:: Supplied data ::
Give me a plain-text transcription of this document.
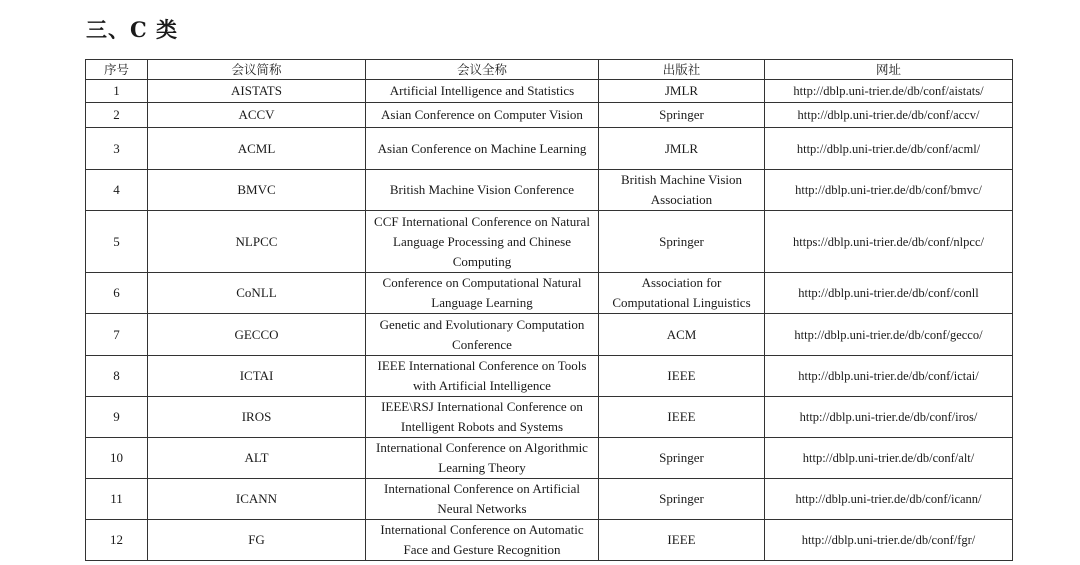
三、C 类
序号	会议简称	会议全称	出版社	网址
1	AISTATS	Artificial Intelligence and Statistics	JMLR	http://dblp.uni-trier.de/db/conf/aistats/
2	ACCV	Asian Conference on Computer Vision	Springer	http://dblp.uni-trier.de/db/conf/accv/
3	ACML	Asian Conference on Machine Learning	JMLR	http://dblp.uni-trier.de/db/conf/acml/
4	BMVC	British Machine Vision Conference	British Machine Vision Association	http://dblp.uni-trier.de/db/conf/bmvc/
5	NLPCC	CCF International Conference on Natural Language Processing and Chinese Computing	Springer	https://dblp.uni-trier.de/db/conf/nlpcc/
6	CoNLL	Conference on Computational Natural Language Learning	Association for Computational Linguistics	http://dblp.uni-trier.de/db/conf/conll
7	GECCO	Genetic and Evolutionary Computation Conference	ACM	http://dblp.uni-trier.de/db/conf/gecco/
8	ICTAI	IEEE International Conference on Tools with Artificial Intelligence	IEEE	http://dblp.uni-trier.de/db/conf/ictai/
9	IROS	IEEE\RSJ International Conference on Intelligent Robots and Systems	IEEE	http://dblp.uni-trier.de/db/conf/iros/
10	ALT	International Conference on Algorithmic Learning Theory	Springer	http://dblp.uni-trier.de/db/conf/alt/
11	ICANN	International Conference on Artificial Neural Networks	Springer	http://dblp.uni-trier.de/db/conf/icann/
12	FG	International Conference on Automatic Face and Gesture Recognition	IEEE	http://dblp.uni-trier.de/db/conf/fgr/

:: Requirement ::
Your task is to reproduce all of the material exactly. The pictures stay out.

:: Task solution ::
Give me a plain-text transcription of this document.
三、C 类
序号	会议简称	会议全称	出版社	网址
1	AISTATS	Artificial Intelligence and Statistics	JMLR	http://dblp.uni-trier.de/db/conf/aistats/
2	ACCV	Asian Conference on Computer Vision	Springer	http://dblp.uni-trier.de/db/conf/accv/
3	ACML	Asian Conference on Machine Learning	JMLR	http://dblp.uni-trier.de/db/conf/acml/
4	BMVC	British Machine Vision Conference	British Machine Vision Association	http://dblp.uni-trier.de/db/conf/bmvc/
5	NLPCC	CCF International Conference on Natural Language Processing and Chinese Computing	Springer	https://dblp.uni-trier.de/db/conf/nlpcc/
6	CoNLL	Conference on Computational Natural Language Learning	Association for Computational Linguistics	http://dblp.uni-trier.de/db/conf/conll
7	GECCO	Genetic and Evolutionary Computation Conference	ACM	http://dblp.uni-trier.de/db/conf/gecco/
8	ICTAI	IEEE International Conference on Tools with Artificial Intelligence	IEEE	http://dblp.uni-trier.de/db/conf/ictai/
9	IROS	IEEE\RSJ International Conference on Intelligent Robots and Systems	IEEE	http://dblp.uni-trier.de/db/conf/iros/
10	ALT	International Conference on Algorithmic Learning Theory	Springer	http://dblp.uni-trier.de/db/conf/alt/
11	ICANN	International Conference on Artificial Neural Networks	Springer	http://dblp.uni-trier.de/db/conf/icann/
12	FG	International Conference on Automatic Face and Gesture Recognition	IEEE	http://dblp.uni-trier.de/db/conf/fgr/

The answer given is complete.